What is required> Check every line of the entries that follow, and copy the ones containing "label".

Input>
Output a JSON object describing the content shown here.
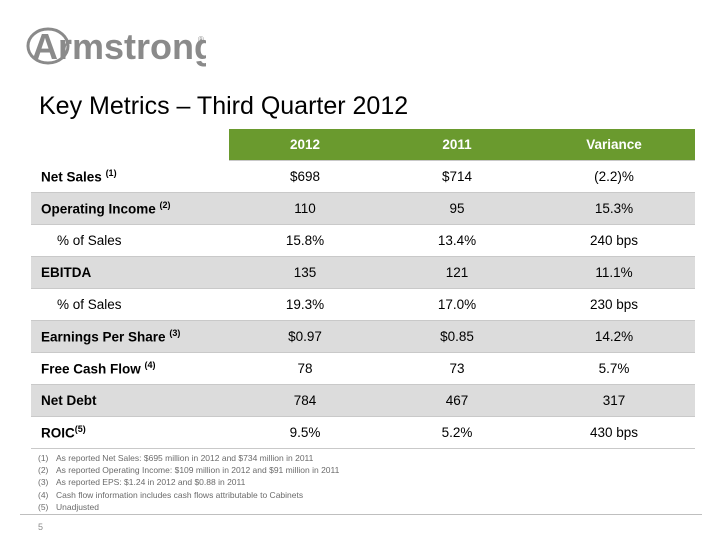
{
  "brand": {
    "name": "Armstrong",
    "color": "#8a8a8a"
  },
  "title": "Key Metrics – Third Quarter 2012",
  "table": {
    "headers": [
      "2012",
      "2011",
      "Variance"
    ],
    "header_color": "#6a9a2e",
    "rows": [
      {
        "label": "Net Sales",
        "note": "(1)",
        "sub": false,
        "shade": false,
        "values": [
          "$698",
          "$714",
          "(2.2)%"
        ]
      },
      {
        "label": "Operating Income",
        "note": "(2)",
        "sub": false,
        "shade": true,
        "values": [
          "110",
          "95",
          "15.3%"
        ]
      },
      {
        "label": "% of Sales",
        "note": "",
        "sub": true,
        "shade": false,
        "values": [
          "15.8%",
          "13.4%",
          "240 bps"
        ]
      },
      {
        "label": "EBITDA",
        "note": "",
        "sub": false,
        "shade": true,
        "values": [
          "135",
          "121",
          "11.1%"
        ]
      },
      {
        "label": "% of Sales",
        "note": "",
        "sub": true,
        "shade": false,
        "values": [
          "19.3%",
          "17.0%",
          "230 bps"
        ]
      },
      {
        "label": "Earnings Per Share",
        "note": "(3)",
        "sub": false,
        "shade": true,
        "values": [
          "$0.97",
          "$0.85",
          "14.2%"
        ]
      },
      {
        "label": "Free Cash Flow",
        "note": "(4)",
        "sub": false,
        "shade": false,
        "values": [
          "78",
          "73",
          "5.7%"
        ]
      },
      {
        "label": "Net Debt",
        "note": "",
        "sub": false,
        "shade": true,
        "values": [
          "784",
          "467",
          "317"
        ]
      },
      {
        "label": "ROIC",
        "note": "(5)",
        "sub": false,
        "shade": false,
        "values": [
          "9.5%",
          "5.2%",
          "430 bps"
        ]
      }
    ]
  },
  "footnotes": [
    {
      "n": "(1)",
      "text": "As reported Net Sales:  $695 million in 2012 and $734 million in 2011"
    },
    {
      "n": "(2)",
      "text": "As reported Operating Income:  $109 million in 2012 and $91 million in 2011"
    },
    {
      "n": "(3)",
      "text": "As reported EPS:  $1.24 in 2012 and $0.88 in 2011"
    },
    {
      "n": "(4)",
      "text": "Cash flow information includes cash flows attributable to Cabinets"
    },
    {
      "n": "(5)",
      "text": "Unadjusted"
    }
  ],
  "page_number": "5"
}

Exercise solution>
        "label": "Net Sales",
        "label": "Operating Income",
        "label": "% of Sales",
        "label": "EBITDA",
        "label": "% of Sales",
        "label": "Earnings Per Share",
        "label": "Free Cash Flow",
        "label": "Net Debt",
        "label": "ROIC",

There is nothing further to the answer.